THE REQUEST
The entries below are to be written out again without alteration.

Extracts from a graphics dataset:
_ _ _

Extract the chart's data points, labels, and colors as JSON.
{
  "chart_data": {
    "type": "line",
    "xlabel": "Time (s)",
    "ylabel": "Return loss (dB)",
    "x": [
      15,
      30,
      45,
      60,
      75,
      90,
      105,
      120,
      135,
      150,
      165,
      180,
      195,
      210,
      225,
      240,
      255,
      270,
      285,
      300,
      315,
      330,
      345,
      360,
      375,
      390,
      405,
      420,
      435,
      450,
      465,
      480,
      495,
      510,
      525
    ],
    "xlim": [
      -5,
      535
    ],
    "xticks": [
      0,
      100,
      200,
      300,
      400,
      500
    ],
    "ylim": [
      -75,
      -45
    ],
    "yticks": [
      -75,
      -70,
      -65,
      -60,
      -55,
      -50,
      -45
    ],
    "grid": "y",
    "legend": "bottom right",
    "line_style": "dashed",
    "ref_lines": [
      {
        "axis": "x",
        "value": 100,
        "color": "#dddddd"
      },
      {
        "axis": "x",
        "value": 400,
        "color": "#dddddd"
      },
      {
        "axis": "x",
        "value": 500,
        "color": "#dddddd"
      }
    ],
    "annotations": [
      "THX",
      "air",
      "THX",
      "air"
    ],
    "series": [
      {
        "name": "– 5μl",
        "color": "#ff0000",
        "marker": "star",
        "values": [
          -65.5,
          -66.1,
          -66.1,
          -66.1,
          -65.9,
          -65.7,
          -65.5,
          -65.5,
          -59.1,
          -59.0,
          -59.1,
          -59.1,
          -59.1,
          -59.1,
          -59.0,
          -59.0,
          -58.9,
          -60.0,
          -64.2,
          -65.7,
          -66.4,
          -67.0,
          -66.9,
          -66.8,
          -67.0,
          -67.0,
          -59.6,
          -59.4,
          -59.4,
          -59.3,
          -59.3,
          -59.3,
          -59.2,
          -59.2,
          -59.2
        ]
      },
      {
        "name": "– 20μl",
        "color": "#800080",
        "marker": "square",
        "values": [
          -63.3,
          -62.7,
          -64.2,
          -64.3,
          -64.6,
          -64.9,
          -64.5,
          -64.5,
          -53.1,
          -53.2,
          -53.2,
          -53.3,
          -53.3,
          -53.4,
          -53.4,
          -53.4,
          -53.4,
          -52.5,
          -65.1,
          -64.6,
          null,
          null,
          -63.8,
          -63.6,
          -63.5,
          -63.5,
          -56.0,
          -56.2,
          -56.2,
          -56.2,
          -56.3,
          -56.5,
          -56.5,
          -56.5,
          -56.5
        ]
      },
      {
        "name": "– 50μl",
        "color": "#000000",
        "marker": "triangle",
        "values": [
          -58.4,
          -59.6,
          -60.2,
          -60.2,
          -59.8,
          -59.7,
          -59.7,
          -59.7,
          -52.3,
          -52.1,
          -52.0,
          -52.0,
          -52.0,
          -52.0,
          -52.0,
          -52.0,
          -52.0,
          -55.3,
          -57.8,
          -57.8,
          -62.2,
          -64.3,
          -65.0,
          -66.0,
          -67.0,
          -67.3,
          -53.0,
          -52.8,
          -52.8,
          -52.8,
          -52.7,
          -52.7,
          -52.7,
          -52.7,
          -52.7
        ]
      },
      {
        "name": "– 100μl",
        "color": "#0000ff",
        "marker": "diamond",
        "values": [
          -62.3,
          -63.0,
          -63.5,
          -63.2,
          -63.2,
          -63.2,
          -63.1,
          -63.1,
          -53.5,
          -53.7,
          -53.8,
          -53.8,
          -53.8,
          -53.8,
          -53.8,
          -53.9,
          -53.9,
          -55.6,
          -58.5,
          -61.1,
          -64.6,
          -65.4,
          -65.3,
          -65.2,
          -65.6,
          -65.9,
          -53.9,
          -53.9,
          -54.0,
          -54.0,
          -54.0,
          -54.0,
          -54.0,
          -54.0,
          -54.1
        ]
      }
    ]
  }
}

_ _ _

ANSWER TO THIS TASK
Extract the chart's data points, labels, and colors as JSON.
{
  "chart_data": {
    "type": "line",
    "xlabel": "Time (s)",
    "ylabel": "Return loss (dB)",
    "x": [
      15,
      30,
      45,
      60,
      75,
      90,
      105,
      120,
      135,
      150,
      165,
      180,
      195,
      210,
      225,
      240,
      255,
      270,
      285,
      300,
      315,
      330,
      345,
      360,
      375,
      390,
      405,
      420,
      435,
      450,
      465,
      480,
      495,
      510,
      525
    ],
    "xlim": [
      -5,
      535
    ],
    "xticks": [
      0,
      100,
      200,
      300,
      400,
      500
    ],
    "ylim": [
      -75,
      -45
    ],
    "yticks": [
      -75,
      -70,
      -65,
      -60,
      -55,
      -50,
      -45
    ],
    "grid": "y",
    "legend": "bottom right",
    "line_style": "dashed",
    "ref_lines": [
      {
        "axis": "x",
        "value": 100,
        "color": "#dddddd"
      },
      {
        "axis": "x",
        "value": 400,
        "color": "#dddddd"
      },
      {
        "axis": "x",
        "value": 500,
        "color": "#dddddd"
      }
    ],
    "annotations": [
      "THX",
      "air",
      "THX",
      "air"
    ],
    "series": [
      {
        "name": "– 5μl",
        "color": "#ff0000",
        "marker": "star",
        "values": [
          -65.5,
          -66.1,
          -66.1,
          -66.1,
          -65.9,
          -65.7,
          -65.5,
          -65.5,
          -59.1,
          -59.0,
          -59.1,
          -59.1,
          -59.1,
          -59.1,
          -59.0,
          -59.0,
          -58.9,
          -60.0,
          -64.2,
          -65.7,
          -66.4,
          -67.0,
          -66.9,
          -66.8,
          -67.0,
          -67.0,
          -59.6,
          -59.4,
          -59.4,
          -59.3,
          -59.3,
          -59.3,
          -59.2,
          -59.2,
          -59.2
        ]
      },
      {
        "name": "– 20μl",
        "color": "#800080",
        "marker": "square",
        "values": [
          -63.3,
          -62.7,
          -64.2,
          -64.3,
          -64.6,
          -64.9,
          -64.5,
          -64.5,
          -53.1,
          -53.2,
          -53.2,
          -53.3,
          -53.3,
          -53.4,
          -53.4,
          -53.4,
          -53.4,
          -52.5,
          -65.1,
          -64.6,
          null,
          null,
          -63.8,
          -63.6,
          -63.5,
          -63.5,
          -56.0,
          -56.2,
          -56.2,
          -56.2,
          -56.3,
          -56.5,
          -56.5,
          -56.5,
          -56.5
        ]
      },
      {
        "name": "– 50μl",
        "color": "#000000",
        "marker": "triangle",
        "values": [
          -58.4,
          -59.6,
          -60.2,
          -60.2,
          -59.8,
          -59.7,
          -59.7,
          -59.7,
          -52.3,
          -52.1,
          -52.0,
          -52.0,
          -52.0,
          -52.0,
          -52.0,
          -52.0,
          -52.0,
          -55.3,
          -57.8,
          -57.8,
          -62.2,
          -64.3,
          -65.0,
          -66.0,
          -67.0,
          -67.3,
          -53.0,
          -52.8,
          -52.8,
          -52.8,
          -52.7,
          -52.7,
          -52.7,
          -52.7,
          -52.7
        ]
      },
      {
        "name": "– 100μl",
        "color": "#0000ff",
        "marker": "diamond",
        "values": [
          -62.3,
          -63.0,
          -63.5,
          -63.2,
          -63.2,
          -63.2,
          -63.1,
          -63.1,
          -53.5,
          -53.7,
          -53.8,
          -53.8,
          -53.8,
          -53.8,
          -53.8,
          -53.9,
          -53.9,
          -55.6,
          -58.5,
          -61.1,
          -64.6,
          -65.4,
          -65.3,
          -65.2,
          -65.6,
          -65.9,
          -53.9,
          -53.9,
          -54.0,
          -54.0,
          -54.0,
          -54.0,
          -54.0,
          -54.0,
          -54.1
        ]
      }
    ]
  }
}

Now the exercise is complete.